→ Problem description
Return all the data below as it stands, minus the pictures.

→ Data lines

/---

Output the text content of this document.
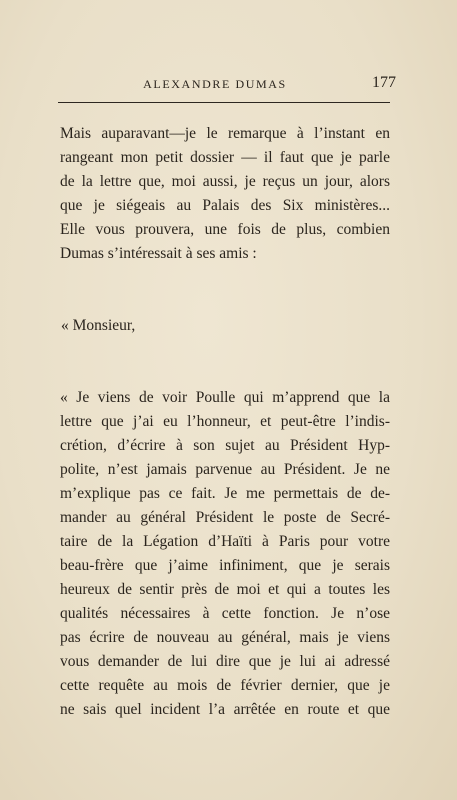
ALEXANDRE DUMAS	177
Mais auparavant—je le remarque à l’instant en
rangeant mon petit dossier — il faut que je parle
de la lettre que, moi aussi, je reçus un jour, alors
que je siégeais au Palais des Six ministères...
Elle vous prouvera, une fois de plus, combien
Dumas s’intéressait à ses amis :
« Monsieur,
« Je viens de voir Poulle qui m’apprend que la
lettre que j’ai eu l’honneur, et peut-être l’indis-
crétion, d’écrire à son sujet au Président Hyp-
polite, n’est jamais parvenue au Président. Je ne
m’explique pas ce fait. Je me permettais de de-
mander au général Président le poste de Secré-
taire de la Légation d’Haïti à Paris pour votre
beau-frère que j’aime infiniment, que je serais
heureux de sentir près de moi et qui a toutes les
qualités nécessaires à cette fonction. Je n’ose
pas écrire de nouveau au général, mais je viens
vous demander de lui dire que je lui ai adressé
cette requête au mois de février dernier, que je
ne sais quel incident l’a arrêtée en route et que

\---

→ Solution to this task
Output the text content of this document.
ALEXANDRE DUMAS	177
Mais auparavant—je le remarque à l’instant en
rangeant mon petit dossier — il faut que je parle
de la lettre que, moi aussi, je reçus un jour, alors
que je siégeais au Palais des Six ministères...
Elle vous prouvera, une fois de plus, combien
Dumas s’intéressait à ses amis :
« Monsieur,
« Je viens de voir Poulle qui m’apprend que la
lettre que j’ai eu l’honneur, et peut-être l’indis-
crétion, d’écrire à son sujet au Président Hyp-
polite, n’est jamais parvenue au Président. Je ne
m’explique pas ce fait. Je me permettais de de-
mander au général Président le poste de Secré-
taire de la Légation d’Haïti à Paris pour votre
beau-frère que j’aime infiniment, que je serais
heureux de sentir près de moi et qui a toutes les
qualités nécessaires à cette fonction. Je n’ose
pas écrire de nouveau au général, mais je viens
vous demander de lui dire que je lui ai adressé
cette requête au mois de février dernier, que je
ne sais quel incident l’a arrêtée en route et que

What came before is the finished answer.